EXTRACTO DE PÁGINA:
“Hay que suponer que estos artistas están locos o privados del más mínimo sentido del pudor. Su obra es el más perfecto absurdo”, decía, desconcertado, un cronista de la muestra organizada por Wassily Kandinsky en 1910, en Mónaco, y que soliviantó los ánimos de la población local. “El público maldecía y escupía los cuadros”, anotaba el ruso en su diario, sin ocultar su dolor ni resentimiento. “Nadie entiende nada y todos se escandalizan y, sin embargo, se siguen llamando cultos y cosmopolitas”, concluía con amargura antes de abandonar para siempre ese, para él, malhadado país.
Sucesos y comentarios como estos ocurrían con frecuencia en los albores del siglo pasado. Eran los tiempos de las vanguardias en Europa, y poco después en América, y en los que las abiertas hostilidades en su contra estaban a la orden del día, siendo los artistas alemanes los que en las décadas de los 20 a los 40 se llevaron acaso la peor parte, primero a causa del ambiente asfixiante y estéticamente conservador en el que se desenvolvían, y luego por la feroz y vesánica persecución política que se verificara con el surgimiento del nazismo en Alemania. Por tal razón, la muestra “Estaciones de lo moderno”, que hace un tiempo pudo apreciar en Berlín y que abarcaba los años comprendidos entre 1910 y 1970, ha sido tal vez una de las más significativas en el Viejo Mundo.

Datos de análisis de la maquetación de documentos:
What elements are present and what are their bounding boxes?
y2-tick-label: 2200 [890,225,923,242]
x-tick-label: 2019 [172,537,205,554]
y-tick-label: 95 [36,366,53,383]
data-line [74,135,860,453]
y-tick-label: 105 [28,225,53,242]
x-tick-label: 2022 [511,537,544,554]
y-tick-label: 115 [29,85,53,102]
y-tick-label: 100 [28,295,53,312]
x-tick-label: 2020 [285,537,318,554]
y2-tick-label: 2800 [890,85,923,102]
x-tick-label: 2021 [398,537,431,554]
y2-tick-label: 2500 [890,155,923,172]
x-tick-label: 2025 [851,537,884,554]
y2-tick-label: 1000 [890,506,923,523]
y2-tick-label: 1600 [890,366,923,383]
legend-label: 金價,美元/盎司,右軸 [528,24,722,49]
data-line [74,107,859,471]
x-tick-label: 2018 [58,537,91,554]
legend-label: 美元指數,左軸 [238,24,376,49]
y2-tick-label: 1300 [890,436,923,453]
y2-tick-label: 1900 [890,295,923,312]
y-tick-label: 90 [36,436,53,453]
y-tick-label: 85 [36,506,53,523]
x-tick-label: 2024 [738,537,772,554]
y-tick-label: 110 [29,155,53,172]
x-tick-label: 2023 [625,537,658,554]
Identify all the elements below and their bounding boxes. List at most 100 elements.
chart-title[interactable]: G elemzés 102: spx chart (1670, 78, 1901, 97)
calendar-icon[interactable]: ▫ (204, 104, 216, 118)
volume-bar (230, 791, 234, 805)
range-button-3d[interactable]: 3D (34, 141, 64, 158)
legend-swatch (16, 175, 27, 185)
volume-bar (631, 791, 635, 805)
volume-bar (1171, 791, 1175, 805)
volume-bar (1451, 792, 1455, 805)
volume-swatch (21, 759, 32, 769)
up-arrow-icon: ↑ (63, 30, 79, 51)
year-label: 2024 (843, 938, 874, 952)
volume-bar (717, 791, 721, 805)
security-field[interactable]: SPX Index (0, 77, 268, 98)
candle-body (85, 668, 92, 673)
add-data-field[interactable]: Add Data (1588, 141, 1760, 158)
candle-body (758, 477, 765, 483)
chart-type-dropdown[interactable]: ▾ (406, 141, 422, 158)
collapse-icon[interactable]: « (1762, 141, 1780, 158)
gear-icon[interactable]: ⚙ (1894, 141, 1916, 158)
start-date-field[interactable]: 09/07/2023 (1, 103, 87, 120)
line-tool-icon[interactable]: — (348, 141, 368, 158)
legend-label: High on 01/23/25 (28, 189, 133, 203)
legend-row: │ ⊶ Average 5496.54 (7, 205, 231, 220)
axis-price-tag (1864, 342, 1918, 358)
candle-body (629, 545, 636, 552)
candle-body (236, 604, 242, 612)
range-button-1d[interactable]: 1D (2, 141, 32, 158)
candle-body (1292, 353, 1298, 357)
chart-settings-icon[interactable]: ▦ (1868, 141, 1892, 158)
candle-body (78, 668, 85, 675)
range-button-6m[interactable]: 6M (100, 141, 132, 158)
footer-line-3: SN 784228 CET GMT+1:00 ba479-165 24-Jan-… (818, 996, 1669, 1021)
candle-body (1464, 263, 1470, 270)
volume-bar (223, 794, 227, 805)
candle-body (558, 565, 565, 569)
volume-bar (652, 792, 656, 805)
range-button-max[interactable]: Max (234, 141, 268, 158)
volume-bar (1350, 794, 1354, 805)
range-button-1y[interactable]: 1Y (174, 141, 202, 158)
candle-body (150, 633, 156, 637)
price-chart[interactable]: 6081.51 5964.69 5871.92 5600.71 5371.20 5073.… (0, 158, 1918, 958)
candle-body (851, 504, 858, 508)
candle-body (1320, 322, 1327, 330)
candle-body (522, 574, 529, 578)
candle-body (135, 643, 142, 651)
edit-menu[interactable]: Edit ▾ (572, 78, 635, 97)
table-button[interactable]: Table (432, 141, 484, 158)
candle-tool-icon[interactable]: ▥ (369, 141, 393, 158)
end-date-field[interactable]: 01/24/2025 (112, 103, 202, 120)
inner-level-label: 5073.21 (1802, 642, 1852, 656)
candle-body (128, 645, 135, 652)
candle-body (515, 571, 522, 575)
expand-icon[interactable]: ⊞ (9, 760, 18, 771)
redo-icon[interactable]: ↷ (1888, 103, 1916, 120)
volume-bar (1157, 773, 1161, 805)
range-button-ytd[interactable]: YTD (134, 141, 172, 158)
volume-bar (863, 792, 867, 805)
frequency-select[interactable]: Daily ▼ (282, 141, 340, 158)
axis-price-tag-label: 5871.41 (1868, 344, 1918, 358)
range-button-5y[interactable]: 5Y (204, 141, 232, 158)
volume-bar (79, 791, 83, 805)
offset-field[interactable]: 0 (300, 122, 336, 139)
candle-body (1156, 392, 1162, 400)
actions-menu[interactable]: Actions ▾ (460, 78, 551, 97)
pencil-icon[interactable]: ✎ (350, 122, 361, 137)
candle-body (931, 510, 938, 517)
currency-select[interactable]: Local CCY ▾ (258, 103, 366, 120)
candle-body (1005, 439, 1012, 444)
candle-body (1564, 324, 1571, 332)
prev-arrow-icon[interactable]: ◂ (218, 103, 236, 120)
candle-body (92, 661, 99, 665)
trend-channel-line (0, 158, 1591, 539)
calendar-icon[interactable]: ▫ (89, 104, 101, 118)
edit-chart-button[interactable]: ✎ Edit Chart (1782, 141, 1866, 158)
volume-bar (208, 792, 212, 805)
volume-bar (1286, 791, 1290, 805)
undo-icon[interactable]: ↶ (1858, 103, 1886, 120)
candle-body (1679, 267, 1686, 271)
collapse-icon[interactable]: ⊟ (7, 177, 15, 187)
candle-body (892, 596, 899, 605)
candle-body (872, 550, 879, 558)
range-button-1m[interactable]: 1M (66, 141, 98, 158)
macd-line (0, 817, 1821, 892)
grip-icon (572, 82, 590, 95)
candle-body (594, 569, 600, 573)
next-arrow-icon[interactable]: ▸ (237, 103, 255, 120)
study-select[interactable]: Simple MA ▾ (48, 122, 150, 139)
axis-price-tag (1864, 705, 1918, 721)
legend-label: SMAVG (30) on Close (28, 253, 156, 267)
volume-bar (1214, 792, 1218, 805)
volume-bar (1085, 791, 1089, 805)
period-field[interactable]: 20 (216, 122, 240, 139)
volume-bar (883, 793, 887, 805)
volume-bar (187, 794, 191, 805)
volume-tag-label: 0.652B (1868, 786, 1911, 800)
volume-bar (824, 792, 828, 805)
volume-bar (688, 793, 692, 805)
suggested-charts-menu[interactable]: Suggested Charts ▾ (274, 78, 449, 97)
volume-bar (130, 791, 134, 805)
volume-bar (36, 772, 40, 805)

TAREAS Y EJERCICIOS:
1. Reproduce del texto sobre las vanguardias el fragmento que empieza con "Sucesos y comentarios" y sigue hasta "el Viejo Mundo.".
2. Según el texto sobre las vanguardias, ¿qué años abarcaba la muestra "Estaciones de lo moderno"?
3. Retoma el texto sobre las vanguardias y continúalo desde donde se detiene, por favor.
Las líneas no hacen falta para resolver nada de lo que se pide.

TUS RESPUESTAS ESCRITAS:
1.
Sucesos y comentarios como estos ocurrían con frecuencia en los albores del siglo pasado. Eran los tiempos de las vanguardias en Europa, y poco después en América, y en los que las abiertas hostilidades en su contra estaban a la orden del día, siendo los artistas alemanes los que en las décadas de los 20 a los 40 se llevaron acaso la peor parte, primero a causa del ambiente asfixiante y estéticamente conservador en el que se desenvolvían, y luego por la feroz y vesánica persecución política que se verificara con el surgimiento del nazismo en Alemania. Por tal razón, la muestra “Estaciones de lo moderno”, que hace un tiempo pudo apreciar en Berlín y que abarcaba los años comprendidos entre 1910 y 1970, ha sido tal vez una de las más significativas en el Viejo Mundo.

2. Los años comprendidos entre 1910 y 1970.

3.
Kandinsky, Chagall y Klee
En aquella exposición había veinte muestras que hicieron época. Algunas de las muchísimas obras presentadas no se veían desde ese entonces, celosamente custodiadas como estaban en colecciones privadas europeas y americanas. Pero una buena parte de las obras originales por desgracia se han perdido: o bien destruidas por la iconoclasia nazi o por los bombardeos de 1945, aunque simplemente habrían desaparecido como por ventura o maldición. El esfuerzo filológico-arqueológico de Joern Merkert y Ursula Prinz, entre otros curadores, permitió superar grandes problemas de documentación y reconstruir el itinerario de las obras en distintos países.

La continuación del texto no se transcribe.